Lines that hold the word "Head" should be located and copied.

** START OF Data shown **

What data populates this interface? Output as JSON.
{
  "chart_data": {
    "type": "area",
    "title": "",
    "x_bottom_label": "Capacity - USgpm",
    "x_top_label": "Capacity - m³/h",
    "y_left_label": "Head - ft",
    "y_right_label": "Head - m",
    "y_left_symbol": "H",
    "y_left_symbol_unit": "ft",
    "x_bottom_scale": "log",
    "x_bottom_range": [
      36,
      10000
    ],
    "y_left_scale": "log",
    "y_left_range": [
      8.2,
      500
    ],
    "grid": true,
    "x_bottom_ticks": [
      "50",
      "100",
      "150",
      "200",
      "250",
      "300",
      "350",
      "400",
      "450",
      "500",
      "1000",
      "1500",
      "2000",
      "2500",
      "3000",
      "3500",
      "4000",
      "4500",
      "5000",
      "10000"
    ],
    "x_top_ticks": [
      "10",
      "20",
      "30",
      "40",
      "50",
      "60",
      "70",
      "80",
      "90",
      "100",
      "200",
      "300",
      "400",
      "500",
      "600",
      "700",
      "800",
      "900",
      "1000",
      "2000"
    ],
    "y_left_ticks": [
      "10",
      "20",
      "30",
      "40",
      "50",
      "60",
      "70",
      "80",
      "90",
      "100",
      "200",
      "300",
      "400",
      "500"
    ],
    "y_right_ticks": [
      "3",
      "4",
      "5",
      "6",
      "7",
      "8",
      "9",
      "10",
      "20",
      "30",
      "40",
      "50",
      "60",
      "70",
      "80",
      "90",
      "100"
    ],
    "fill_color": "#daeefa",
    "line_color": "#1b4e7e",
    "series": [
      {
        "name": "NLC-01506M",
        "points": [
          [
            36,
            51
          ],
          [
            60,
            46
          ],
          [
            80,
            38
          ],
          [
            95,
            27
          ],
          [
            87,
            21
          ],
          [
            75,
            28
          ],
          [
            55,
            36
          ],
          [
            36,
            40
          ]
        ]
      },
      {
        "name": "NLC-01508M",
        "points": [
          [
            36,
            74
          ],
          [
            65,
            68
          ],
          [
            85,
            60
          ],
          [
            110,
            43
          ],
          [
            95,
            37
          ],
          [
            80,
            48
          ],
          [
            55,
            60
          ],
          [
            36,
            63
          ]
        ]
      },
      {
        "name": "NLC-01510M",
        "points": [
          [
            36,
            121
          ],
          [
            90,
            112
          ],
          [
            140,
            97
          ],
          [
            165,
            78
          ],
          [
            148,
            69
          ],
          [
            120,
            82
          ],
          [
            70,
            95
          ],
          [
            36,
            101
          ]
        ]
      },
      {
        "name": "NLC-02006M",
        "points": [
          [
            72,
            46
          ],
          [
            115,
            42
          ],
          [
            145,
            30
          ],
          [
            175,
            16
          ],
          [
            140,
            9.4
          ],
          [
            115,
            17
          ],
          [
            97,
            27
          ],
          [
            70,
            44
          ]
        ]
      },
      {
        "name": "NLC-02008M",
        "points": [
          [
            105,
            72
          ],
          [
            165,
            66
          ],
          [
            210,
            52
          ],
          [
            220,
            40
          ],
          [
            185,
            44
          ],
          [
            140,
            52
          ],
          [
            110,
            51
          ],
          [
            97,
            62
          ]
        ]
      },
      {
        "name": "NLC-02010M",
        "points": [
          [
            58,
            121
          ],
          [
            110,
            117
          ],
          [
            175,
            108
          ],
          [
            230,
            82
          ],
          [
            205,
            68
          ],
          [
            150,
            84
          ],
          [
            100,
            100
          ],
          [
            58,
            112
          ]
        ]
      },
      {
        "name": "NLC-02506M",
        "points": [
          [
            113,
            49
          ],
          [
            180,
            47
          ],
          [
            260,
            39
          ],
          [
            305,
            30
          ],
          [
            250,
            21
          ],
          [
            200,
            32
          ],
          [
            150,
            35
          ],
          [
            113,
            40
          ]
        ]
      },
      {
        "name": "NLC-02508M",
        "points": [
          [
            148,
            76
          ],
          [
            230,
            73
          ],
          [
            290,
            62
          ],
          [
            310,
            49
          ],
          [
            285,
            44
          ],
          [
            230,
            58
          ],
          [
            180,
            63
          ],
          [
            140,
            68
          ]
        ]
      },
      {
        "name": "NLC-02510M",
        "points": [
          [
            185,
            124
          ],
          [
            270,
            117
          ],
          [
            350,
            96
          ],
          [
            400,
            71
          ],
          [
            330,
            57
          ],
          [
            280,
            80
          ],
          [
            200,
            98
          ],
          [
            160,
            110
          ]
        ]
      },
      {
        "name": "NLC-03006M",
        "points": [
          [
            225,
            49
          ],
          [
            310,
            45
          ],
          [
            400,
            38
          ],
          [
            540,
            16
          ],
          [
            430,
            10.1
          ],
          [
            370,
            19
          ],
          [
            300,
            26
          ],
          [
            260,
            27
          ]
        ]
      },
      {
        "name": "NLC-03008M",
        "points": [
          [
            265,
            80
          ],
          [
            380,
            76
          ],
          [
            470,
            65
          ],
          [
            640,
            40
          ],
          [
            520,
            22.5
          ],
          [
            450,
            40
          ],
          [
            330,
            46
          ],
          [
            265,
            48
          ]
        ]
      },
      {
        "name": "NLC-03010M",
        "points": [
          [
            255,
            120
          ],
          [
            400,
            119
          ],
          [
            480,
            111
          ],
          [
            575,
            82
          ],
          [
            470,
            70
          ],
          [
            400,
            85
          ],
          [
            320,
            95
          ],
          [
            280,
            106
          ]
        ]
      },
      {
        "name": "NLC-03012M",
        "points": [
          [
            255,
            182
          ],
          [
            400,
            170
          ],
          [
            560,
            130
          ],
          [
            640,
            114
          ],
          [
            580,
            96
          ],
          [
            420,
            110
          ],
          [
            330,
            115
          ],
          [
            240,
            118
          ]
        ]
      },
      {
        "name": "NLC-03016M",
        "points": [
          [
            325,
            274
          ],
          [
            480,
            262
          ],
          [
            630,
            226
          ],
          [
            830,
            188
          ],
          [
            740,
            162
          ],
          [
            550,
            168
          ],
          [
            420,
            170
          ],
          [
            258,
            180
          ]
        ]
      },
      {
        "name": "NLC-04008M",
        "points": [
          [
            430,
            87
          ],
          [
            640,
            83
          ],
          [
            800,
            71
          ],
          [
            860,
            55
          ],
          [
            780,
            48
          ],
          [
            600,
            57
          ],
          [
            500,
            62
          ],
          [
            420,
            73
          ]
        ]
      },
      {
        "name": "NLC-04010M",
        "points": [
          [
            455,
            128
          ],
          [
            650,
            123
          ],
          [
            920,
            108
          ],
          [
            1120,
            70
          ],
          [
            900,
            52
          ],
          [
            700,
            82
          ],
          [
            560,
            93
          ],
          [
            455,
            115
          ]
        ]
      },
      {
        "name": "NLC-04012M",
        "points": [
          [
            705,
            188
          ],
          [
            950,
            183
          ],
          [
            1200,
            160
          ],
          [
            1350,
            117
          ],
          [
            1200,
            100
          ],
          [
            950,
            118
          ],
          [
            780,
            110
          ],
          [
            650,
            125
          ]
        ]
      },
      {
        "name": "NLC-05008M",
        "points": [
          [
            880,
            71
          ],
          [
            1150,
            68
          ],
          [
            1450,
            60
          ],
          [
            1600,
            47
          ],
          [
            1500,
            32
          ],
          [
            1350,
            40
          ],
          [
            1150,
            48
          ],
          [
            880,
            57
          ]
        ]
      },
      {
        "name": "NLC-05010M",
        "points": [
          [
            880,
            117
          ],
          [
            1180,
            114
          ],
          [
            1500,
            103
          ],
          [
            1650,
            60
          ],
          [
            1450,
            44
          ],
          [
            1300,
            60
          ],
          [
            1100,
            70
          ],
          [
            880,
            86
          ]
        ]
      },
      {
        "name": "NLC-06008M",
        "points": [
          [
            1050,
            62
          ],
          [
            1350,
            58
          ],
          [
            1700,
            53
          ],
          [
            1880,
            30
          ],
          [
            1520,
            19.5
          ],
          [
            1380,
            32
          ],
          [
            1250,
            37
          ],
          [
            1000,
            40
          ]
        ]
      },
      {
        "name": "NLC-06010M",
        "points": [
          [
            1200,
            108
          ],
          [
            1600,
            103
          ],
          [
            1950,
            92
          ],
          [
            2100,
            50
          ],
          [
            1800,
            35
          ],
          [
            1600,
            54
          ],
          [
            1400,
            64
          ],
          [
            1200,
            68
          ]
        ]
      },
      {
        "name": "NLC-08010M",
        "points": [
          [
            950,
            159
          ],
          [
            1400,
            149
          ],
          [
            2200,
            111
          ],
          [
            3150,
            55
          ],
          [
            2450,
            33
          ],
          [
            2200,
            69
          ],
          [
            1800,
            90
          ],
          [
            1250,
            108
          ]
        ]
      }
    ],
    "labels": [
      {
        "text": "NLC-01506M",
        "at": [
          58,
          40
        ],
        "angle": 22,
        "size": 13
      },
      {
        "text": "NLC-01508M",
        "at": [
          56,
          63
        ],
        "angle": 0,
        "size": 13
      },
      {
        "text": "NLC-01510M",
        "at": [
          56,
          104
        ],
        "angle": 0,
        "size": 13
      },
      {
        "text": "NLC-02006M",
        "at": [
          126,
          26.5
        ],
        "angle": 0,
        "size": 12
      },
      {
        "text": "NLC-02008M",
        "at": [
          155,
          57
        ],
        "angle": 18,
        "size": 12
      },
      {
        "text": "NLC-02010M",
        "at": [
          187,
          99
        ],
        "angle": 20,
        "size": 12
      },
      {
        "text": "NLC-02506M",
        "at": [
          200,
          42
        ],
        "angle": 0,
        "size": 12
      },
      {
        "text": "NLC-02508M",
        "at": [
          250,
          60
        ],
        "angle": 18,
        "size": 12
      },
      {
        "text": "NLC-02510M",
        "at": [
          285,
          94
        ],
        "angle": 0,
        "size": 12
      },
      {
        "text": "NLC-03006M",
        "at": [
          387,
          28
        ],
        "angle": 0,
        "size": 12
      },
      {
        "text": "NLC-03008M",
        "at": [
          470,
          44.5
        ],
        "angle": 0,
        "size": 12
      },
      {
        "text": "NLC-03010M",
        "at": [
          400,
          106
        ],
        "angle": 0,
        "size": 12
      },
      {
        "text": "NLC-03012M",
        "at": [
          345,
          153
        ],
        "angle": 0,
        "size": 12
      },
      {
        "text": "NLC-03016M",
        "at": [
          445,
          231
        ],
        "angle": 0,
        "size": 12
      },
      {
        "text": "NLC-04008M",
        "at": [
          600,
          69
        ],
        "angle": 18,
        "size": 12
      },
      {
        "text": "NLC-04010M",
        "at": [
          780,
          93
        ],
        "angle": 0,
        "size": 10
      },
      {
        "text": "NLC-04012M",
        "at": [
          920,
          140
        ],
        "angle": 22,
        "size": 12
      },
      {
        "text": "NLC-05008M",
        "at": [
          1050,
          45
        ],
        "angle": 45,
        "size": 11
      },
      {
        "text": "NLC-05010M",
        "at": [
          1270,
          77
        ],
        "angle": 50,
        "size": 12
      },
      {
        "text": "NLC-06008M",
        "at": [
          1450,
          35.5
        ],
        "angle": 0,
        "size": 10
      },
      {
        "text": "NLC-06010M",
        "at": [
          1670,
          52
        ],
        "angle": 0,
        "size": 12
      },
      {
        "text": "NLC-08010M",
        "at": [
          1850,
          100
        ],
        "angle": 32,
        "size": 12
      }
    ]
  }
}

** END OF Data shown **

* _Exercise answer_:
    "y_left_label": "Head - ft",
    "y_right_label": "Head - m",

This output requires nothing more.